◆ EXERCISE INPUT ◆

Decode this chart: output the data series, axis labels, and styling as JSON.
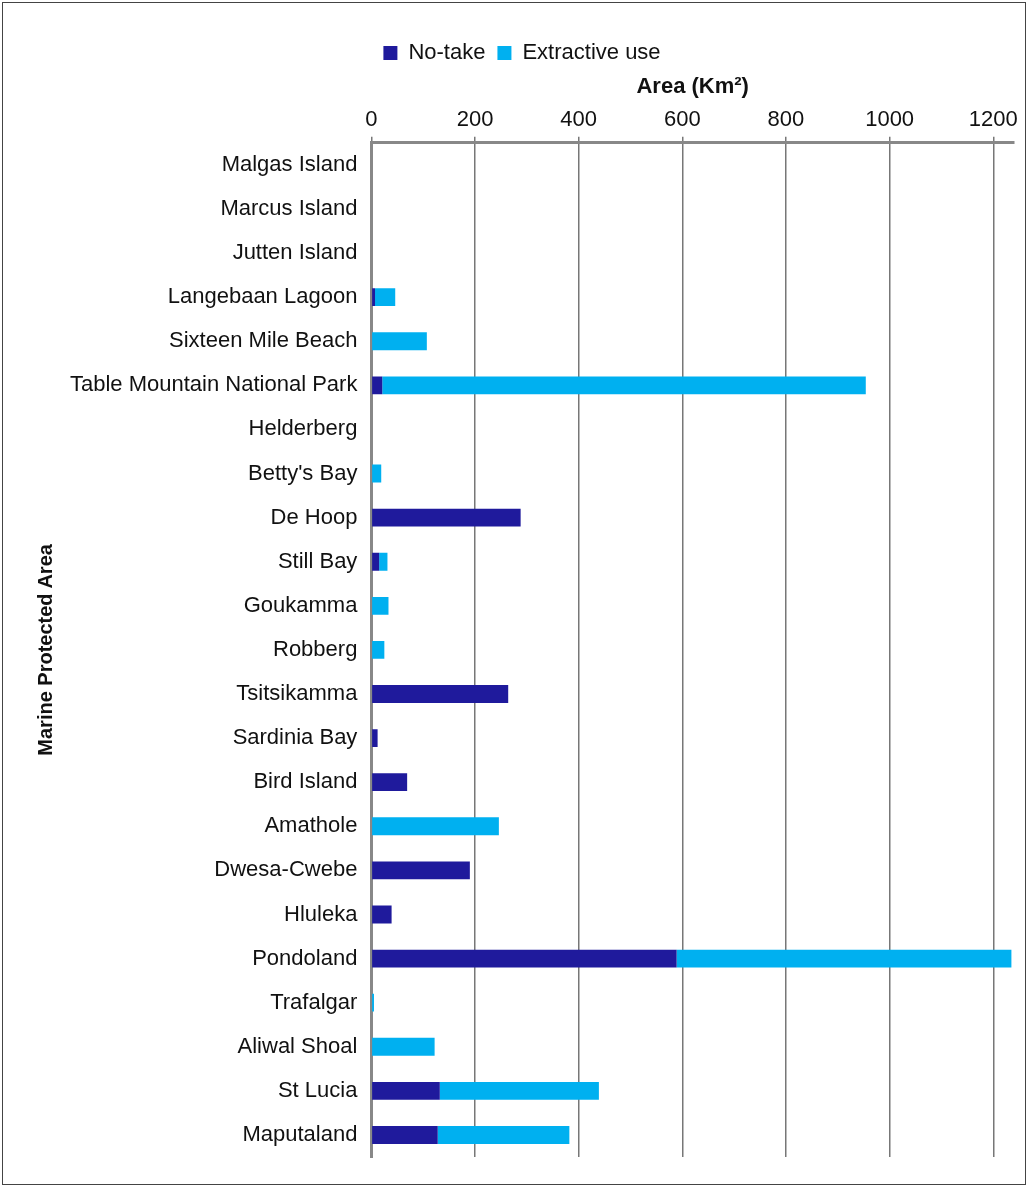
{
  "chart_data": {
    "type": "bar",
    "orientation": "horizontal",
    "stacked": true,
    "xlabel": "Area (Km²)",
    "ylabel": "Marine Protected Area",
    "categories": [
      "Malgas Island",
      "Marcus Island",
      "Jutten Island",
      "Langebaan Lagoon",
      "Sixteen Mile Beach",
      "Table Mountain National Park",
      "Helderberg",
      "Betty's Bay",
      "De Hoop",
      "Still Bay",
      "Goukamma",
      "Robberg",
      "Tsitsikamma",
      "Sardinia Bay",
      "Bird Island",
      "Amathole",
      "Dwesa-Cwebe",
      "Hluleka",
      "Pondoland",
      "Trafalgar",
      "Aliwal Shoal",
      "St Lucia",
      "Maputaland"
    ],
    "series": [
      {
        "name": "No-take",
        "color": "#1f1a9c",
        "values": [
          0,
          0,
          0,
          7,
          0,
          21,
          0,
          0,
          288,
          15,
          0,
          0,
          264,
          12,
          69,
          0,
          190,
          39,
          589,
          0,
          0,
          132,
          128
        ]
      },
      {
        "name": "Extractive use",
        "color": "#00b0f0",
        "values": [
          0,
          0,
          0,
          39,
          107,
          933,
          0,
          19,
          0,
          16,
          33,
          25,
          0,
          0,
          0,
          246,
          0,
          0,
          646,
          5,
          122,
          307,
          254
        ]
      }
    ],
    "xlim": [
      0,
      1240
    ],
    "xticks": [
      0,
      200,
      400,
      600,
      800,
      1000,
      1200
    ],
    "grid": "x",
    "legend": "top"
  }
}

◆ WHAT THE EXERCISE ASKS ◆
Exclude the pictures. Write out the remaining data exactly.

◆ RESPONSE FOR THIS EXERCISE ◆
Decode this chart: output the data series, axis labels, and styling as JSON.
{
  "chart_data": {
    "type": "bar",
    "orientation": "horizontal",
    "stacked": true,
    "xlabel": "Area (Km²)",
    "ylabel": "Marine Protected Area",
    "categories": [
      "Malgas Island",
      "Marcus Island",
      "Jutten Island",
      "Langebaan Lagoon",
      "Sixteen Mile Beach",
      "Table Mountain National Park",
      "Helderberg",
      "Betty's Bay",
      "De Hoop",
      "Still Bay",
      "Goukamma",
      "Robberg",
      "Tsitsikamma",
      "Sardinia Bay",
      "Bird Island",
      "Amathole",
      "Dwesa-Cwebe",
      "Hluleka",
      "Pondoland",
      "Trafalgar",
      "Aliwal Shoal",
      "St Lucia",
      "Maputaland"
    ],
    "series": [
      {
        "name": "No-take",
        "color": "#1f1a9c",
        "values": [
          0,
          0,
          0,
          7,
          0,
          21,
          0,
          0,
          288,
          15,
          0,
          0,
          264,
          12,
          69,
          0,
          190,
          39,
          589,
          0,
          0,
          132,
          128
        ]
      },
      {
        "name": "Extractive use",
        "color": "#00b0f0",
        "values": [
          0,
          0,
          0,
          39,
          107,
          933,
          0,
          19,
          0,
          16,
          33,
          25,
          0,
          0,
          0,
          246,
          0,
          0,
          646,
          5,
          122,
          307,
          254
        ]
      }
    ],
    "xlim": [
      0,
      1240
    ],
    "xticks": [
      0,
      200,
      400,
      600,
      800,
      1000,
      1200
    ],
    "grid": "x",
    "legend": "top"
  }
}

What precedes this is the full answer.